What needs to be done –
Repeat the records below exactly, leaving out every picture.

Excerpted records –
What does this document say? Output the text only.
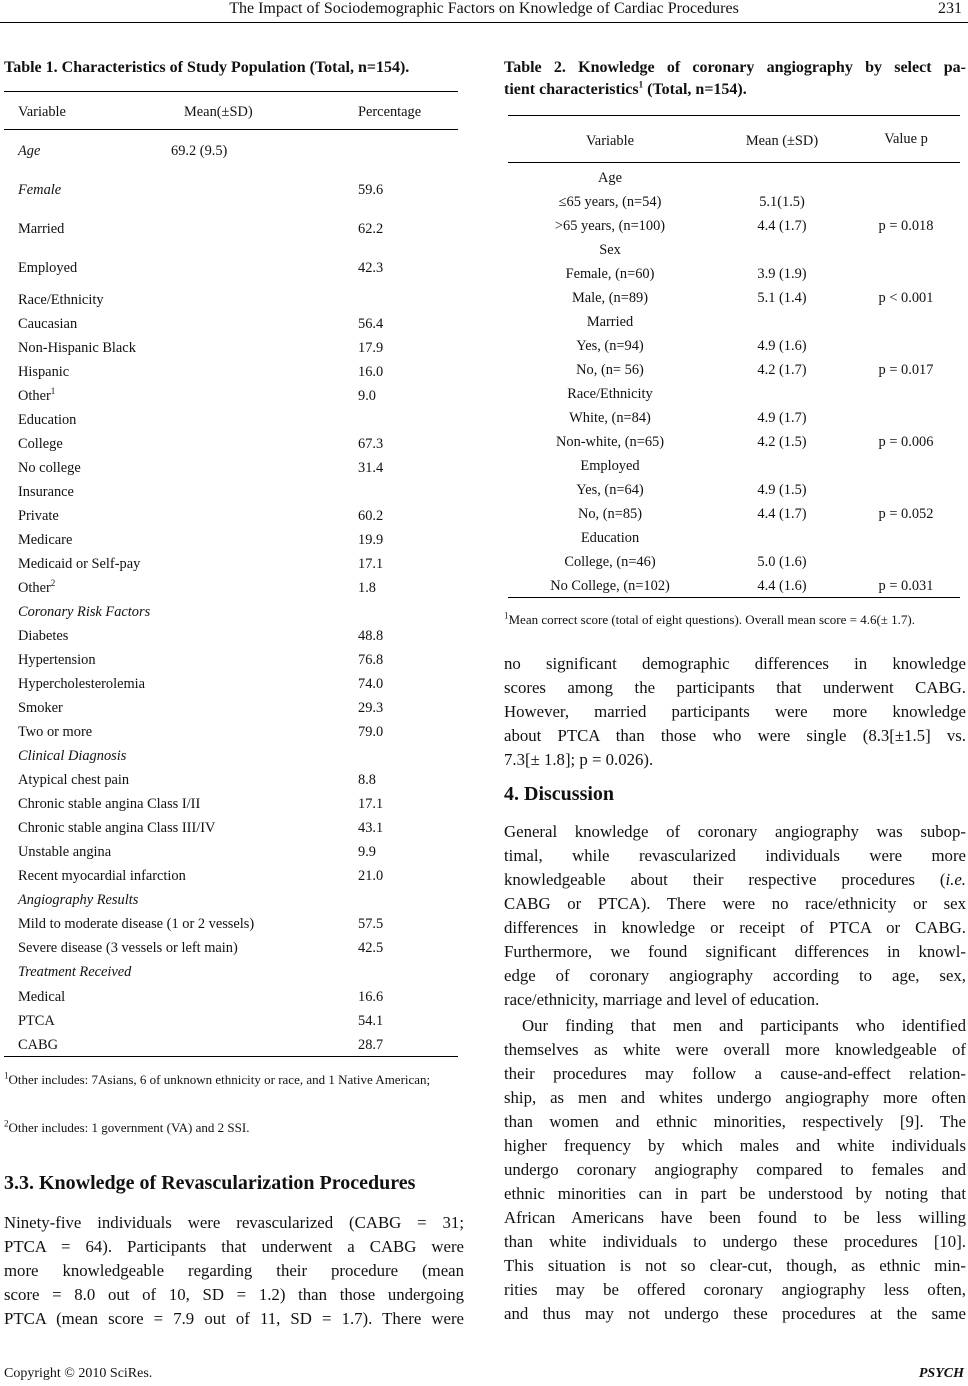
The Impact of Sociodemographic Factors on Knowledge of Cardiac Procedures	231
Table 1. Characteristics of Study Population (Total, n=154).
Variable	Mean(±SD)	Percentage
Age	69.2 (9.5)
Female	59.6
Married	62.2
Employed	42.3
Race/Ethnicity
Caucasian	56.4
Non-Hispanic Black	17.9
Hispanic	16.0
Other$^1$	9.0
Education
College	67.3
No college	31.4
Insurance
Private	60.2
Medicare	19.9
Medicaid or Self-pay	17.1
Other$^2$	1.8
Coronary Risk Factors
Diabetes	48.8
Hypertension	76.8
Hypercholesterolemia	74.0
Smoker	29.3
Two or more	79.0
Clinical Diagnosis
Atypical chest pain	8.8
Chronic stable angina Class I/II	17.1
Chronic stable angina Class III/IV	43.1
Unstable angina	9.9
Recent myocardial infarction	21.0
Angiography Results
Mild to moderate disease (1 or 2 vessels)	57.5
Severe disease (3 vessels or left main)	42.5
Treatment Received
Medical	16.6
PTCA	54.1
CABG	28.7
$^1$Other includes: 7Asians, 6 of unknown ethnicity or race, and 1 Native American;
$^2$Other includes: 1 government (VA) and 2 SSI.
3.3. Knowledge of Revascularization Procedures
Ninety-five individuals were revascularized (CABG = 31;
PTCA = 64). Participants that underwent a CABG were
more knowledgeable regarding their procedure (mean
score = 8.0 out of 10, SD = 1.2) than those undergoing
PTCA (mean score = 7.9 out of 11, SD = 1.7). There were
Table 2. Knowledge of coronary angiography by select pa-
tient characteristics$^1$ (Total, n=154).
Variable	Mean (±SD)	Value p
Age
≤65 years, (n=54)	5.1(1.5)
>65 years, (n=100)	4.4 (1.7)	p = 0.018
Sex
Female, (n=60)	3.9 (1.9)
Male, (n=89)	5.1 (1.4)	p < 0.001
Married
Yes, (n=94)	4.9 (1.6)
No, (n= 56)	4.2 (1.7)	p = 0.017
Race/Ethnicity
White, (n=84)	4.9 (1.7)
Non-white, (n=65)	4.2 (1.5)	p = 0.006
Employed
Yes, (n=64)	4.9 (1.5)
No, (n=85)	4.4 (1.7)	p = 0.052
Education
College, (n=46)	5.0 (1.6)
No College, (n=102)	4.4 (1.6)	p = 0.031
$^1$Mean correct score (total of eight questions). Overall mean score = 4.6(± 1.7).
no significant demographic differences in knowledge
scores among the participants that underwent CABG.
However, married participants were more knowledge
about PTCA than those who were single (8.3[±1.5] vs.
7.3[± 1.8]; p = 0.026).
4. Discussion
General knowledge of coronary angiography was subop-
timal, while revascularized individuals were more
knowledgeable about their respective procedures (i.e.
CABG or PTCA). There were no race/ethnicity or sex
differences in knowledge or receipt of PTCA or CABG.
Furthermore, we found significant differences in knowl-
edge of coronary angiography according to age, sex,
race/ethnicity, marriage and level of education.
Our finding that men and participants who identified
themselves as white were overall more knowledgeable of
their procedures may follow a cause-and-effect relation-
ship, as men and whites undergo angiography more often
than women and ethnic minorities, respectively [9]. The
higher frequency by which males and white individuals
undergo coronary angiography compared to females and
ethnic minorities can in part be understood by noting that
African Americans have been found to be less willing
than white individuals to undergo these procedures [10].
This situation is not so clear-cut, though, as ethnic min-
rities may be offered coronary angiography less often,
and thus may not undergo these procedures at the same
Copyright © 2010 SciRes.	PSYCH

Response –
What does this document say? Output the text only.
The Impact of Sociodemographic Factors on Knowledge of Cardiac Procedures	231
Table 1. Characteristics of Study Population (Total, n=154).
Variable	Mean(±SD)	Percentage
Age	69.2 (9.5)
Female	59.6
Married	62.2
Employed	42.3
Race/Ethnicity
Caucasian	56.4
Non-Hispanic Black	17.9
Hispanic	16.0
Other$^1$	9.0
Education
College	67.3
No college	31.4
Insurance
Private	60.2
Medicare	19.9
Medicaid or Self-pay	17.1
Other$^2$	1.8
Coronary Risk Factors
Diabetes	48.8
Hypertension	76.8
Hypercholesterolemia	74.0
Smoker	29.3
Two or more	79.0
Clinical Diagnosis
Atypical chest pain	8.8
Chronic stable angina Class I/II	17.1
Chronic stable angina Class III/IV	43.1
Unstable angina	9.9
Recent myocardial infarction	21.0
Angiography Results
Mild to moderate disease (1 or 2 vessels)	57.5
Severe disease (3 vessels or left main)	42.5
Treatment Received
Medical	16.6
PTCA	54.1
CABG	28.7
$^1$Other includes: 7Asians, 6 of unknown ethnicity or race, and 1 Native American;
$^2$Other includes: 1 government (VA) and 2 SSI.
3.3. Knowledge of Revascularization Procedures
Ninety-five individuals were revascularized (CABG = 31;
PTCA = 64). Participants that underwent a CABG were
more knowledgeable regarding their procedure (mean
score = 8.0 out of 10, SD = 1.2) than those undergoing
PTCA (mean score = 7.9 out of 11, SD = 1.7). There were
Table 2. Knowledge of coronary angiography by select pa-
tient characteristics$^1$ (Total, n=154).
Variable	Mean (±SD)	Value p
Age
≤65 years, (n=54)	5.1(1.5)
>65 years, (n=100)	4.4 (1.7)	p = 0.018
Sex
Female, (n=60)	3.9 (1.9)
Male, (n=89)	5.1 (1.4)	p < 0.001
Married
Yes, (n=94)	4.9 (1.6)
No, (n= 56)	4.2 (1.7)	p = 0.017
Race/Ethnicity
White, (n=84)	4.9 (1.7)
Non-white, (n=65)	4.2 (1.5)	p = 0.006
Employed
Yes, (n=64)	4.9 (1.5)
No, (n=85)	4.4 (1.7)	p = 0.052
Education
College, (n=46)	5.0 (1.6)
No College, (n=102)	4.4 (1.6)	p = 0.031
$^1$Mean correct score (total of eight questions). Overall mean score = 4.6(± 1.7).
no significant demographic differences in knowledge
scores among the participants that underwent CABG.
However, married participants were more knowledge
about PTCA than those who were single (8.3[±1.5] vs.
7.3[± 1.8]; p = 0.026).
4. Discussion
General knowledge of coronary angiography was subop-
timal, while revascularized individuals were more
knowledgeable about their respective procedures (i.e.
CABG or PTCA). There were no race/ethnicity or sex
differences in knowledge or receipt of PTCA or CABG.
Furthermore, we found significant differences in knowl-
edge of coronary angiography according to age, sex,
race/ethnicity, marriage and level of education.
Our finding that men and participants who identified
themselves as white were overall more knowledgeable of
their procedures may follow a cause-and-effect relation-
ship, as men and whites undergo angiography more often
than women and ethnic minorities, respectively [9]. The
higher frequency by which males and white individuals
undergo coronary angiography compared to females and
ethnic minorities can in part be understood by noting that
African Americans have been found to be less willing
than white individuals to undergo these procedures [10].
This situation is not so clear-cut, though, as ethnic min-
rities may be offered coronary angiography less often,
and thus may not undergo these procedures at the same
Copyright © 2010 SciRes.	PSYCH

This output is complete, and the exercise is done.